**Material for the task**
◇ ◇ ◇ ◇

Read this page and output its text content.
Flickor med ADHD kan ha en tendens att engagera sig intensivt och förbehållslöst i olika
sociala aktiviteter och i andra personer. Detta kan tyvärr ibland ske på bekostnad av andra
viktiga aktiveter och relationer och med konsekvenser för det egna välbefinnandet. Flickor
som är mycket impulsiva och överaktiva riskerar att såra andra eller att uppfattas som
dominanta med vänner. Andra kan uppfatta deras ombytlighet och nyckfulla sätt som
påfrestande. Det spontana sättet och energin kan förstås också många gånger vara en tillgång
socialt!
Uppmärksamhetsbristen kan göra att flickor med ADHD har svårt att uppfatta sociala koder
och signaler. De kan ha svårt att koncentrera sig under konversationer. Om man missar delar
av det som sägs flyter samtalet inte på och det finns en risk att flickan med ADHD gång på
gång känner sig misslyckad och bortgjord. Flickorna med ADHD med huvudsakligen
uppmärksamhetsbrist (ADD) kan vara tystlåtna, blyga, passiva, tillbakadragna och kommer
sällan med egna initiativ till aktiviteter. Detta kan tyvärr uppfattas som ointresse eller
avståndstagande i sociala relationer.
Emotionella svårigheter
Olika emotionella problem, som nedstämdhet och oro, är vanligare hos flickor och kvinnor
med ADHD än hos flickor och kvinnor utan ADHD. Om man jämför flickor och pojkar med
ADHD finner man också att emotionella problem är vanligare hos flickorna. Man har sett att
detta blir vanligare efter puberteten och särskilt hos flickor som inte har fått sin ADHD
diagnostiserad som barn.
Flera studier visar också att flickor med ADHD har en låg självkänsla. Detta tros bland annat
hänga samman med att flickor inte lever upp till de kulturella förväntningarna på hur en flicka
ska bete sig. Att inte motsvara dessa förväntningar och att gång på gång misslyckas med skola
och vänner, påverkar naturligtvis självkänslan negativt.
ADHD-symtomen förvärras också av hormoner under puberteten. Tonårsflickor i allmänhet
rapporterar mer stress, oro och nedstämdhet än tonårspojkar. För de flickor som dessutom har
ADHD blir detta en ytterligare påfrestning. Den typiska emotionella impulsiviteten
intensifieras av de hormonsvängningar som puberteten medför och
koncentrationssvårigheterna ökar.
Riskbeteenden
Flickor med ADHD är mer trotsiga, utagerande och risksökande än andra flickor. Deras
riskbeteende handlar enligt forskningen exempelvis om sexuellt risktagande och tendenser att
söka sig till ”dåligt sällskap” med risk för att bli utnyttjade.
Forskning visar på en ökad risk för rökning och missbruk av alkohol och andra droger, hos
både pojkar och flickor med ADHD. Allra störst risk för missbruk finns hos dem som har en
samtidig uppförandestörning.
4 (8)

◇ ◇ ◇ ◇

**Aim**
Faithfully copy every entry, leaving nothing out.

**Full solution**
Read this page and output its text content.
Flickor med ADHD kan ha en tendens att engagera sig intensivt och förbehållslöst i olika
sociala aktiviteter och i andra personer. Detta kan tyvärr ibland ske på bekostnad av andra
viktiga aktiveter och relationer och med konsekvenser för det egna välbefinnandet. Flickor
som är mycket impulsiva och överaktiva riskerar att såra andra eller att uppfattas som
dominanta med vänner. Andra kan uppfatta deras ombytlighet och nyckfulla sätt som
påfrestande. Det spontana sättet och energin kan förstås också många gånger vara en tillgång
socialt!
Uppmärksamhetsbristen kan göra att flickor med ADHD har svårt att uppfatta sociala koder
och signaler. De kan ha svårt att koncentrera sig under konversationer. Om man missar delar
av det som sägs flyter samtalet inte på och det finns en risk att flickan med ADHD gång på
gång känner sig misslyckad och bortgjord. Flickorna med ADHD med huvudsakligen
uppmärksamhetsbrist (ADD) kan vara tystlåtna, blyga, passiva, tillbakadragna och kommer
sällan med egna initiativ till aktiviteter. Detta kan tyvärr uppfattas som ointresse eller
avståndstagande i sociala relationer.
Emotionella svårigheter
Olika emotionella problem, som nedstämdhet och oro, är vanligare hos flickor och kvinnor
med ADHD än hos flickor och kvinnor utan ADHD. Om man jämför flickor och pojkar med
ADHD finner man också att emotionella problem är vanligare hos flickorna. Man har sett att
detta blir vanligare efter puberteten och särskilt hos flickor som inte har fått sin ADHD
diagnostiserad som barn.
Flera studier visar också att flickor med ADHD har en låg självkänsla. Detta tros bland annat
hänga samman med att flickor inte lever upp till de kulturella förväntningarna på hur en flicka
ska bete sig. Att inte motsvara dessa förväntningar och att gång på gång misslyckas med skola
och vänner, påverkar naturligtvis självkänslan negativt.
ADHD-symtomen förvärras också av hormoner under puberteten. Tonårsflickor i allmänhet
rapporterar mer stress, oro och nedstämdhet än tonårspojkar. För de flickor som dessutom har
ADHD blir detta en ytterligare påfrestning. Den typiska emotionella impulsiviteten
intensifieras av de hormonsvängningar som puberteten medför och
koncentrationssvårigheterna ökar.
Riskbeteenden
Flickor med ADHD är mer trotsiga, utagerande och risksökande än andra flickor. Deras
riskbeteende handlar enligt forskningen exempelvis om sexuellt risktagande och tendenser att
söka sig till ”dåligt sällskap” med risk för att bli utnyttjade.
Forskning visar på en ökad risk för rökning och missbruk av alkohol och andra droger, hos
både pojkar och flickor med ADHD. Allra störst risk för missbruk finns hos dem som har en
samtidig uppförandestörning.
4 (8)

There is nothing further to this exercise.